* begin Task data *

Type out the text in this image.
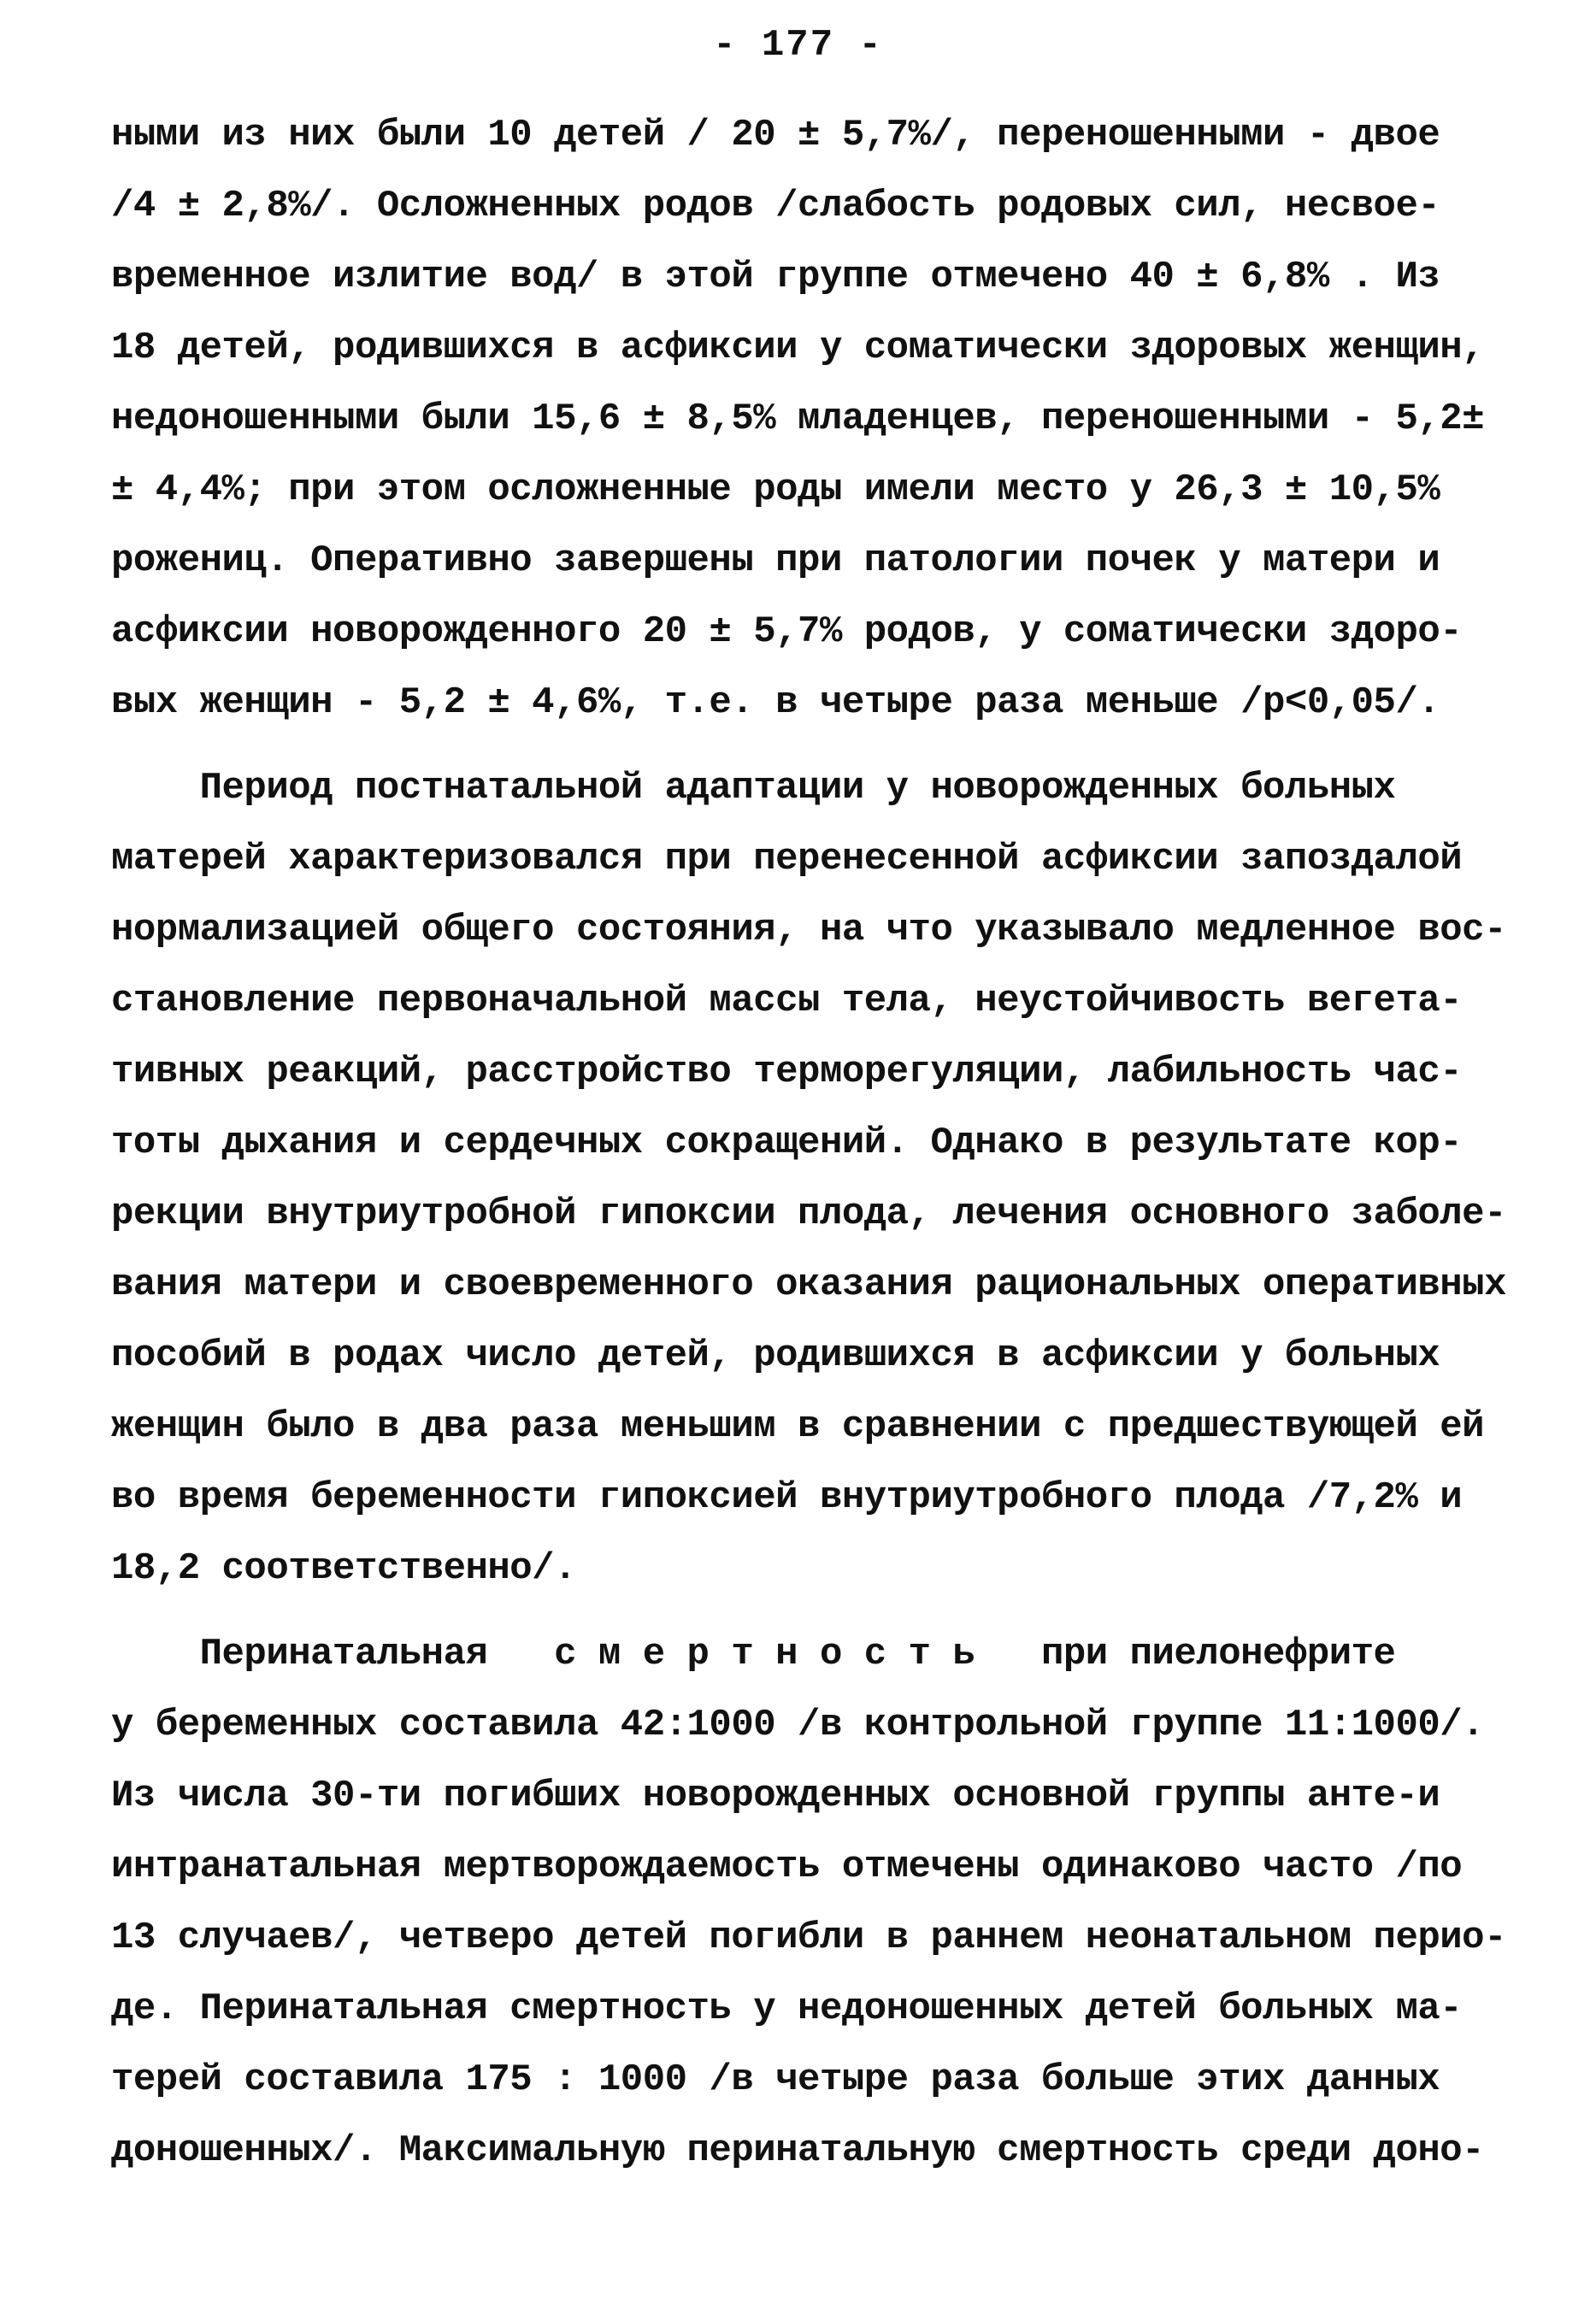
- 177 -
ными из них были 10 детей / 20 ± 5,7%/, переношенными - двое
/4 ± 2,8%/. Осложненных родов /слабость родовых сил, несвое-
временное излитие вод/ в этой группе отмечено 40 ± 6,8% . Из
18 детей, родившихся в асфиксии у соматически здоровых женщин,
недоношенными были 15,6 ± 8,5% младенцев, переношенными - 5,2±
± 4,4%; при этом осложненные роды имели место у 26,3 ± 10,5%
рожениц. Оперативно завершены при патологии почек у матери и
асфиксии новорожденного 20 ± 5,7% родов, у соматически здоро-
вых женщин - 5,2 ± 4,6%, т.е. в четыре раза меньше /р<0,05/.
Период постнатальной адаптации у новорожденных больных
матерей характеризовался при перенесенной асфиксии запоздалой
нормализацией общего состояния, на что указывало медленное вос-
становление первоначальной массы тела, неустойчивость вегета-
тивных реакций, расстройство терморегуляции, лабильность час-
тоты дыхания и сердечных сокращений. Однако в результате кор-
рекции внутриутробной гипоксии плода, лечения основного заболе-
вания матери и своевременного оказания рациональных оперативных
пособий в родах число детей, родившихся в асфиксии у больных
женщин было в два раза меньшим в сравнении с предшествующей ей
во время беременности гипоксией внутриутробного плода /7,2% и
18,2 соответственно/.
Перинатальная   с м е р т н о с т ь   при пиелонефрите
у беременных составила 42:1000 /в контрольной группе 11:1000/.
Из числа 30-ти погибших новорожденных основной группы анте-и
интранатальная мертворождаемость отмечены одинаково часто /по
13 случаев/, четверо детей погибли в раннем неонатальном перио-
де. Перинатальная смертность у недоношенных детей больных ма-
терей составила 175 : 1000 /в четыре раза больше этих данных
доношенных/. Максимальную перинатальную смертность среди доно-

* end Task data *

Exercise. Images in the data above are to be skipped. Retype all other material exactly.

Reply.
Type out the text in this image.
- 177 -
ными из них были 10 детей / 20 ± 5,7%/, переношенными - двое
/4 ± 2,8%/. Осложненных родов /слабость родовых сил, несвое-
временное излитие вод/ в этой группе отмечено 40 ± 6,8% . Из
18 детей, родившихся в асфиксии у соматически здоровых женщин,
недоношенными были 15,6 ± 8,5% младенцев, переношенными - 5,2±
± 4,4%; при этом осложненные роды имели место у 26,3 ± 10,5%
рожениц. Оперативно завершены при патологии почек у матери и
асфиксии новорожденного 20 ± 5,7% родов, у соматически здоро-
вых женщин - 5,2 ± 4,6%, т.е. в четыре раза меньше /р<0,05/.
Период постнатальной адаптации у новорожденных больных
матерей характеризовался при перенесенной асфиксии запоздалой
нормализацией общего состояния, на что указывало медленное вос-
становление первоначальной массы тела, неустойчивость вегета-
тивных реакций, расстройство терморегуляции, лабильность час-
тоты дыхания и сердечных сокращений. Однако в результате кор-
рекции внутриутробной гипоксии плода, лечения основного заболе-
вания матери и своевременного оказания рациональных оперативных
пособий в родах число детей, родившихся в асфиксии у больных
женщин было в два раза меньшим в сравнении с предшествующей ей
во время беременности гипоксией внутриутробного плода /7,2% и
18,2 соответственно/.
Перинатальная   с м е р т н о с т ь   при пиелонефрите
у беременных составила 42:1000 /в контрольной группе 11:1000/.
Из числа 30-ти погибших новорожденных основной группы анте-и
интранатальная мертворождаемость отмечены одинаково часто /по
13 случаев/, четверо детей погибли в раннем неонатальном перио-
де. Перинатальная смертность у недоношенных детей больных ма-
терей составила 175 : 1000 /в четыре раза больше этих данных
доношенных/. Максимальную перинатальную смертность среди доно-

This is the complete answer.